GIVEN EXERCISE: Select the lines below containing the word "JSON".

______________________________

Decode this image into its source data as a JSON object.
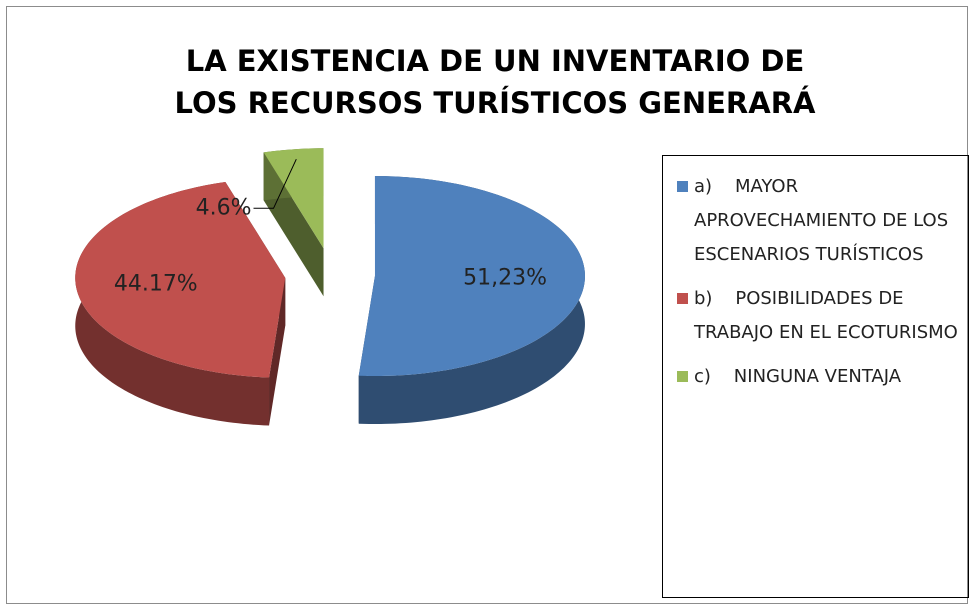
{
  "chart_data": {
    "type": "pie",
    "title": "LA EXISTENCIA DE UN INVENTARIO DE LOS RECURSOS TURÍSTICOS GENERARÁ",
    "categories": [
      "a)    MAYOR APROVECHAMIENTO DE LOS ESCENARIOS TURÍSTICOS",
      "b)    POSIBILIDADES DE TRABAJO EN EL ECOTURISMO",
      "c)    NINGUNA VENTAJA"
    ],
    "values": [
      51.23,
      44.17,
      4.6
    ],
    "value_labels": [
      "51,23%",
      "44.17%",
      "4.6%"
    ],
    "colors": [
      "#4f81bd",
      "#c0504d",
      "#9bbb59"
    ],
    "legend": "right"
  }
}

______________________________

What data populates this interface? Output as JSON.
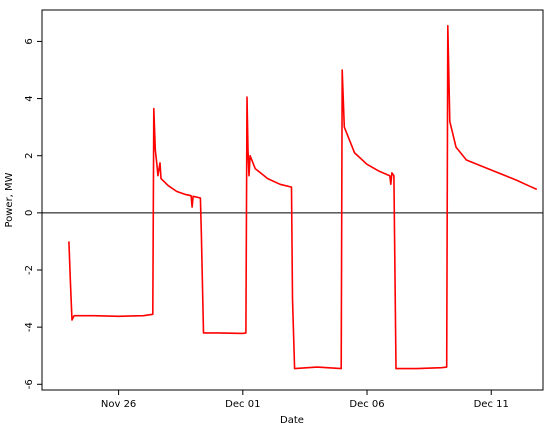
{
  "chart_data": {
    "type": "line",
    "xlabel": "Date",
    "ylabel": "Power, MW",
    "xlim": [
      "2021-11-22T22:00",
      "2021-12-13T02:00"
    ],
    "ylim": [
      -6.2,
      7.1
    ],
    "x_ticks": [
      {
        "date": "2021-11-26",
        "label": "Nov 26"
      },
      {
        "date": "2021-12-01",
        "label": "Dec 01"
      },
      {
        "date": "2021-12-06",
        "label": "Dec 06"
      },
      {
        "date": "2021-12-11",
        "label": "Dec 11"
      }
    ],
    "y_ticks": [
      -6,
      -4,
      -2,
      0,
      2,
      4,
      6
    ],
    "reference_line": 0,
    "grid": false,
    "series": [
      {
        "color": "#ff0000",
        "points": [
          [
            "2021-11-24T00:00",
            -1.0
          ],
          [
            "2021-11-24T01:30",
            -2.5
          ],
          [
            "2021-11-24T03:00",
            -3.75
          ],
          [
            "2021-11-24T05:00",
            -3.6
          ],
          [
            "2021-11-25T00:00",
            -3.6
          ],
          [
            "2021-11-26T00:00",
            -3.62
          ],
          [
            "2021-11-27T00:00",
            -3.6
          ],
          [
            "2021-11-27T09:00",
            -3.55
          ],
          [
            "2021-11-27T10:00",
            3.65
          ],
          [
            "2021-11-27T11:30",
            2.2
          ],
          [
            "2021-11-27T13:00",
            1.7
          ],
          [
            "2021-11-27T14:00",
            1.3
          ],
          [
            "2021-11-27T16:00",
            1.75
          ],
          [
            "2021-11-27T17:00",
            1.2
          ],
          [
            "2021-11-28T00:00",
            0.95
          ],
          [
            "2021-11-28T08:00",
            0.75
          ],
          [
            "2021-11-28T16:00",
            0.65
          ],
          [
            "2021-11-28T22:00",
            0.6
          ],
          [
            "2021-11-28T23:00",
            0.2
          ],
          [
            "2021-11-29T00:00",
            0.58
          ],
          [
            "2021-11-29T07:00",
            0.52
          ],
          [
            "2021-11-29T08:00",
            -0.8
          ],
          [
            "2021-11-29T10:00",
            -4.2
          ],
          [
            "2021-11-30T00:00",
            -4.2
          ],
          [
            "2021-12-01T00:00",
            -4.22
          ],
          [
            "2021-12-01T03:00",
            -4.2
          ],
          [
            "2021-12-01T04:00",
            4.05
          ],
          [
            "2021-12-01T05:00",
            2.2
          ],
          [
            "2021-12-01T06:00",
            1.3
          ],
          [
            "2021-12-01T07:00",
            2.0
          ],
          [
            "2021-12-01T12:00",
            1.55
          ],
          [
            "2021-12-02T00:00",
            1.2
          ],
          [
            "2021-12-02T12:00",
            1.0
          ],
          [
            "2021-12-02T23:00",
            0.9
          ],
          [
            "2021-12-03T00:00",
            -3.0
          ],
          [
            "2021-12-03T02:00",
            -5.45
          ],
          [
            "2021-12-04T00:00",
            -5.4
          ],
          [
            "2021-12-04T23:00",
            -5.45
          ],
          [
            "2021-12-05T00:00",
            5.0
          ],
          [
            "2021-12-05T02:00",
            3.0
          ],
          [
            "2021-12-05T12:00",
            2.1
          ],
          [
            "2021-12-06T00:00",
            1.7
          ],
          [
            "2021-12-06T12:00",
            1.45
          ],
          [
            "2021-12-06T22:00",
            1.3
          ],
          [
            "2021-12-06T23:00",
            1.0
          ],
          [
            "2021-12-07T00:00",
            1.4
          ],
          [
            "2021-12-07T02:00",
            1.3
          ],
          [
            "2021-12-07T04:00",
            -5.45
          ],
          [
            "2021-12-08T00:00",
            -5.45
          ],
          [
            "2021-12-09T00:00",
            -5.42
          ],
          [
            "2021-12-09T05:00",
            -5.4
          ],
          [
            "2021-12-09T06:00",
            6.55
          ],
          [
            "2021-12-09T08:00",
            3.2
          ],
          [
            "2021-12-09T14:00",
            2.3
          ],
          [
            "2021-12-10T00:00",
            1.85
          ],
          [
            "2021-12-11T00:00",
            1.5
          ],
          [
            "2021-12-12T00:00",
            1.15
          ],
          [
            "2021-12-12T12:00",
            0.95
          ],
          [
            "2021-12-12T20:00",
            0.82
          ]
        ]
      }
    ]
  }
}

______________________________

THE OUTPUT:
Decode this image into its source data as a JSON object.
What data populates this interface? Output as JSON.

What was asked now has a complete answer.